- **Exercise**
Exclude the pictures; give every entry again exactly as written.

- **Material provided**
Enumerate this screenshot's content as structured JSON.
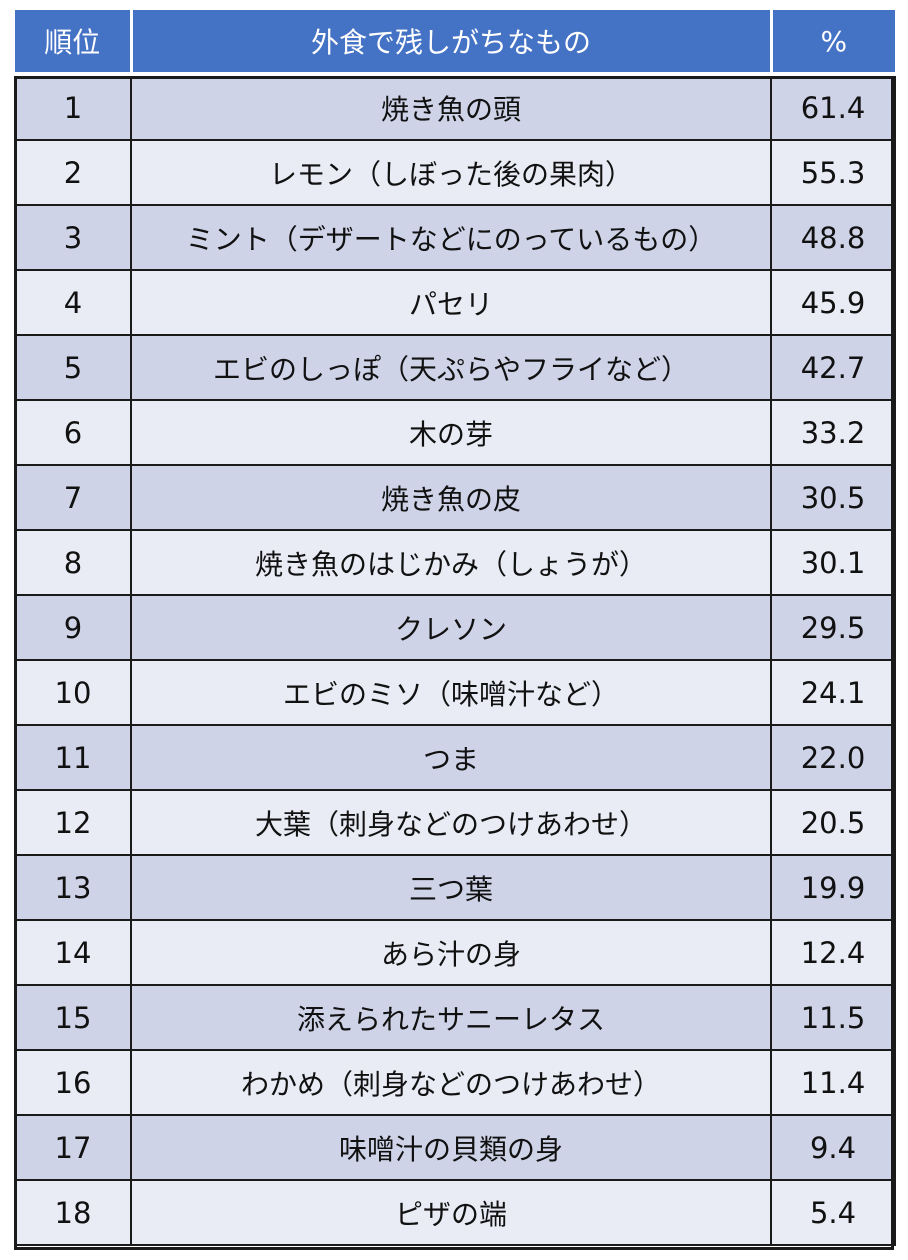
{
  "headers": {
    "rank": "順位",
    "item": "外食で残しがちなもの",
    "pct": "%"
  },
  "rows": [
    {
      "rank": "1",
      "item": "焼き魚の頭",
      "pct": "61.4"
    },
    {
      "rank": "2",
      "item": "レモン（しぼった後の果肉）",
      "pct": "55.3"
    },
    {
      "rank": "3",
      "item": "ミント（デザートなどにのっているもの）",
      "pct": "48.8"
    },
    {
      "rank": "4",
      "item": "パセリ",
      "pct": "45.9"
    },
    {
      "rank": "5",
      "item": "エビのしっぽ（天ぷらやフライなど）",
      "pct": "42.7"
    },
    {
      "rank": "6",
      "item": "木の芽",
      "pct": "33.2"
    },
    {
      "rank": "7",
      "item": "焼き魚の皮",
      "pct": "30.5"
    },
    {
      "rank": "8",
      "item": "焼き魚のはじかみ（しょうが）",
      "pct": "30.1"
    },
    {
      "rank": "9",
      "item": "クレソン",
      "pct": "29.5"
    },
    {
      "rank": "10",
      "item": "エビのミソ（味噌汁など）",
      "pct": "24.1"
    },
    {
      "rank": "11",
      "item": "つま",
      "pct": "22.0"
    },
    {
      "rank": "12",
      "item": "大葉（刺身などのつけあわせ）",
      "pct": "20.5"
    },
    {
      "rank": "13",
      "item": "三つ葉",
      "pct": "19.9"
    },
    {
      "rank": "14",
      "item": "あら汁の身",
      "pct": "12.4"
    },
    {
      "rank": "15",
      "item": "添えられたサニーレタス",
      "pct": "11.5"
    },
    {
      "rank": "16",
      "item": "わかめ（刺身などのつけあわせ）",
      "pct": "11.4"
    },
    {
      "rank": "17",
      "item": "味噌汁の貝類の身",
      "pct": "9.4"
    },
    {
      "rank": "18",
      "item": "ピザの端",
      "pct": "5.4"
    }
  ],
  "colors": {
    "header_bg": "#4472c4",
    "row_dark": "#ced3e8",
    "row_light": "#e9ebf5"
  }
}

- **Task response**
Enumerate this screenshot's content as structured JSON.
{
  "headers": {
    "rank": "順位",
    "item": "外食で残しがちなもの",
    "pct": "%"
  },
  "rows": [
    {
      "rank": "1",
      "item": "焼き魚の頭",
      "pct": "61.4"
    },
    {
      "rank": "2",
      "item": "レモン（しぼった後の果肉）",
      "pct": "55.3"
    },
    {
      "rank": "3",
      "item": "ミント（デザートなどにのっているもの）",
      "pct": "48.8"
    },
    {
      "rank": "4",
      "item": "パセリ",
      "pct": "45.9"
    },
    {
      "rank": "5",
      "item": "エビのしっぽ（天ぷらやフライなど）",
      "pct": "42.7"
    },
    {
      "rank": "6",
      "item": "木の芽",
      "pct": "33.2"
    },
    {
      "rank": "7",
      "item": "焼き魚の皮",
      "pct": "30.5"
    },
    {
      "rank": "8",
      "item": "焼き魚のはじかみ（しょうが）",
      "pct": "30.1"
    },
    {
      "rank": "9",
      "item": "クレソン",
      "pct": "29.5"
    },
    {
      "rank": "10",
      "item": "エビのミソ（味噌汁など）",
      "pct": "24.1"
    },
    {
      "rank": "11",
      "item": "つま",
      "pct": "22.0"
    },
    {
      "rank": "12",
      "item": "大葉（刺身などのつけあわせ）",
      "pct": "20.5"
    },
    {
      "rank": "13",
      "item": "三つ葉",
      "pct": "19.9"
    },
    {
      "rank": "14",
      "item": "あら汁の身",
      "pct": "12.4"
    },
    {
      "rank": "15",
      "item": "添えられたサニーレタス",
      "pct": "11.5"
    },
    {
      "rank": "16",
      "item": "わかめ（刺身などのつけあわせ）",
      "pct": "11.4"
    },
    {
      "rank": "17",
      "item": "味噌汁の貝類の身",
      "pct": "9.4"
    },
    {
      "rank": "18",
      "item": "ピザの端",
      "pct": "5.4"
    }
  ],
  "colors": {
    "header_bg": "#4472c4",
    "row_dark": "#ced3e8",
    "row_light": "#e9ebf5"
  }
}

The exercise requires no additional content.